> [Stored data]:
===

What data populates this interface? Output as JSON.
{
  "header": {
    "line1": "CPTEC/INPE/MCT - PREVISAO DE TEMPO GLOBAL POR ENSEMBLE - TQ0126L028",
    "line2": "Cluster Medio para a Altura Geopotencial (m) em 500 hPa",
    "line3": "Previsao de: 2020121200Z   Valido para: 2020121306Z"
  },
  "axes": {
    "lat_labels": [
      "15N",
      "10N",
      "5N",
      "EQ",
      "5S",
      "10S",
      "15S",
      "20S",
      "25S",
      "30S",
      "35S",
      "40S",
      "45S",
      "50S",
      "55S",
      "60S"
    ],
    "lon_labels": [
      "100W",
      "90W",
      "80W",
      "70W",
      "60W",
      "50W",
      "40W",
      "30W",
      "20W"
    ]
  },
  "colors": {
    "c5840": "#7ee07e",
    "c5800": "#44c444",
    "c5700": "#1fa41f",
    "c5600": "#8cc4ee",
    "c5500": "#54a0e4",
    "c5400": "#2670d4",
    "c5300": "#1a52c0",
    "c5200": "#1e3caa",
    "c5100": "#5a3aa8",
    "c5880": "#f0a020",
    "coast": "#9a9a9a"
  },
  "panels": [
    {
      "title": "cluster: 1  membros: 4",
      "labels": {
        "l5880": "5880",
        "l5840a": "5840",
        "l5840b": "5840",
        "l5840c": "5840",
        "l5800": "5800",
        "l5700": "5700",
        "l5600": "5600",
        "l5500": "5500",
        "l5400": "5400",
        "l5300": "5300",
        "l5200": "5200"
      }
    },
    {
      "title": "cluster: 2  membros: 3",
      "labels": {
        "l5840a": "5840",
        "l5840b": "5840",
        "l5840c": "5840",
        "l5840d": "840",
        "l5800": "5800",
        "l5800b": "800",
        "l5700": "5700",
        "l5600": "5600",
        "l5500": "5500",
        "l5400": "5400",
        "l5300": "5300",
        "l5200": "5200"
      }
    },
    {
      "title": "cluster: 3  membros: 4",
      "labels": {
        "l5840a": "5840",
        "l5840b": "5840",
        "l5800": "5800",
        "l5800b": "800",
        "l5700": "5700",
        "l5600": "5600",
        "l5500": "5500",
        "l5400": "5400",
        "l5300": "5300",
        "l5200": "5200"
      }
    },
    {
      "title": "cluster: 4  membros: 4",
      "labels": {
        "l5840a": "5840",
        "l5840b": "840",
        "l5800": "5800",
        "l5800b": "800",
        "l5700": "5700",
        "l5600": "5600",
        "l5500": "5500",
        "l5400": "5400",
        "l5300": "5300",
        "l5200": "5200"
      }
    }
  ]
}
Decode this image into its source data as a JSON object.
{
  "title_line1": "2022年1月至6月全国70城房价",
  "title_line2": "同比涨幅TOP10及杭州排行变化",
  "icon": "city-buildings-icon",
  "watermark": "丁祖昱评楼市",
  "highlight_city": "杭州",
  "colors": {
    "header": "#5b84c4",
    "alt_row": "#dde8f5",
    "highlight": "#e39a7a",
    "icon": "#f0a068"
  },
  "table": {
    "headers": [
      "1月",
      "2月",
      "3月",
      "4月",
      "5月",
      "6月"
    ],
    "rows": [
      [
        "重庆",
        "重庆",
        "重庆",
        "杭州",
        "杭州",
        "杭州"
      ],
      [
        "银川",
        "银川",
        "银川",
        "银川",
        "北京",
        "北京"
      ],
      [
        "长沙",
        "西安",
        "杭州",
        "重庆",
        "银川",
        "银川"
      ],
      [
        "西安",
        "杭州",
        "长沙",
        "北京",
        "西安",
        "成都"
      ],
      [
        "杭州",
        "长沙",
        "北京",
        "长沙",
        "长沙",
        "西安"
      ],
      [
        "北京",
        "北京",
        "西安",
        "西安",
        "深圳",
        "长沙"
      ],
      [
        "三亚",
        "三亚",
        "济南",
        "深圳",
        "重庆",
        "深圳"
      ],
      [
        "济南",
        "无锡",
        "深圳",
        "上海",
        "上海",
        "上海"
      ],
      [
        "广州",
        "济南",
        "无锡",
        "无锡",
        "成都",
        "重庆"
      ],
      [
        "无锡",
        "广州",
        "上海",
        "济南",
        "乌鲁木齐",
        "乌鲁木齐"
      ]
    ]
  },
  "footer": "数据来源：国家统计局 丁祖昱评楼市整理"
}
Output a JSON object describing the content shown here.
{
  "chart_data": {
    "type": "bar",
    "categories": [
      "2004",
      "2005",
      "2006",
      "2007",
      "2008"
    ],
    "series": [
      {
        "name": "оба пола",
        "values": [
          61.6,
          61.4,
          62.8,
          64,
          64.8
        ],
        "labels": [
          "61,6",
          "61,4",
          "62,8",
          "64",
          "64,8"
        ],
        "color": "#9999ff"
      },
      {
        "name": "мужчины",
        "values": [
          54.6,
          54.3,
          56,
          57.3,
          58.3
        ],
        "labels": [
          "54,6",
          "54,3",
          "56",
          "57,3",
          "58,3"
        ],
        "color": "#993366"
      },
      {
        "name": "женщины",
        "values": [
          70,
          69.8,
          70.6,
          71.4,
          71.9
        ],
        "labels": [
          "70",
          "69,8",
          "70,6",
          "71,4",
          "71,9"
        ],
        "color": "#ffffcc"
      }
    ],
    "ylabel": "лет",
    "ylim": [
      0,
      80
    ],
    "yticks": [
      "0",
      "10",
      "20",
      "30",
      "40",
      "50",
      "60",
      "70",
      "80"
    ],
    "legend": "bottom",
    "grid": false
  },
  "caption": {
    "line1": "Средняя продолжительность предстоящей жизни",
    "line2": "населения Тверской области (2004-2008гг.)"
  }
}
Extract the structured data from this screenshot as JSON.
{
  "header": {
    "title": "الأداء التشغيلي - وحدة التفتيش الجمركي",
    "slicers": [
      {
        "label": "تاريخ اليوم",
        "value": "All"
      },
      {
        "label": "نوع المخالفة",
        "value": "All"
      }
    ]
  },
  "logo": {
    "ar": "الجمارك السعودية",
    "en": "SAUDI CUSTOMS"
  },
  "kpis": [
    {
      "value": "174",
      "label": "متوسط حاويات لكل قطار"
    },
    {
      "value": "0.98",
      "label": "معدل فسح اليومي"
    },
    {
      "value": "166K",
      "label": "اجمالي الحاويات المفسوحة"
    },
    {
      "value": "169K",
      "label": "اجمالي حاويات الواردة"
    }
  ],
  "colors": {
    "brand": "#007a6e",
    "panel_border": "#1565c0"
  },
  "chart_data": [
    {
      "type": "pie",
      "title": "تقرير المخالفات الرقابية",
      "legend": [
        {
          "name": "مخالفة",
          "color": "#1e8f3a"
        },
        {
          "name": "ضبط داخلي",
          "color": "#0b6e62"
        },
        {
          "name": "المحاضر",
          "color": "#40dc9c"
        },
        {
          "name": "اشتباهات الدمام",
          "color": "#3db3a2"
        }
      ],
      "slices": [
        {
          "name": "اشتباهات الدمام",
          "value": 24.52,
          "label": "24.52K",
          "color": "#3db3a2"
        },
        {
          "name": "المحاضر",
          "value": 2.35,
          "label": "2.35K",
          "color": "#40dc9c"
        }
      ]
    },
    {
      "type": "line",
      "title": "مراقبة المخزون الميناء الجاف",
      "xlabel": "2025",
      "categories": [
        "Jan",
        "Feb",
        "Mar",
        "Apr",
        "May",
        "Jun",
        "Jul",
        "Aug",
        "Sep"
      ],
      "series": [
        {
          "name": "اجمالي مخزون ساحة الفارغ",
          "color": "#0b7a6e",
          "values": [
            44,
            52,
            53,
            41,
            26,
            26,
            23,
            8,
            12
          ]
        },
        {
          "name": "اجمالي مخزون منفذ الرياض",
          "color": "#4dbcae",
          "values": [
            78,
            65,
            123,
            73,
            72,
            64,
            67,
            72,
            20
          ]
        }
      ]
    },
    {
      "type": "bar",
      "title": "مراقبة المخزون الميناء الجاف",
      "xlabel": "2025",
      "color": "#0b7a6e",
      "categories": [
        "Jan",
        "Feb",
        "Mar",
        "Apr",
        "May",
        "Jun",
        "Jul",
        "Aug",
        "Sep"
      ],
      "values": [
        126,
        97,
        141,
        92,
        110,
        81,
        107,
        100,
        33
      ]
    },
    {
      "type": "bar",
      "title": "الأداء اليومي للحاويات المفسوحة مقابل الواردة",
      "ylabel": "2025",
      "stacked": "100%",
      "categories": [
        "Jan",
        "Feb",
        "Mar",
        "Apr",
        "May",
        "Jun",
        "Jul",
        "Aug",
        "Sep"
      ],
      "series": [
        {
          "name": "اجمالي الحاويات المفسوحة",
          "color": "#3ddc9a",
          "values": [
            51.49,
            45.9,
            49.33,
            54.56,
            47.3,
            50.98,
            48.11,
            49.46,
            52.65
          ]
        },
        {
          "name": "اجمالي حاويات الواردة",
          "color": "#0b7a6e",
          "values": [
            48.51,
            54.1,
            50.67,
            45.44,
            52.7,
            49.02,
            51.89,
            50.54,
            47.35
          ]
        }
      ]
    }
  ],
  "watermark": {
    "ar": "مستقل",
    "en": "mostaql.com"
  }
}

===

> [Exercise]: Only the number is needed here: how many lines of the records contain "الحاويات"?

> [Final result]: 2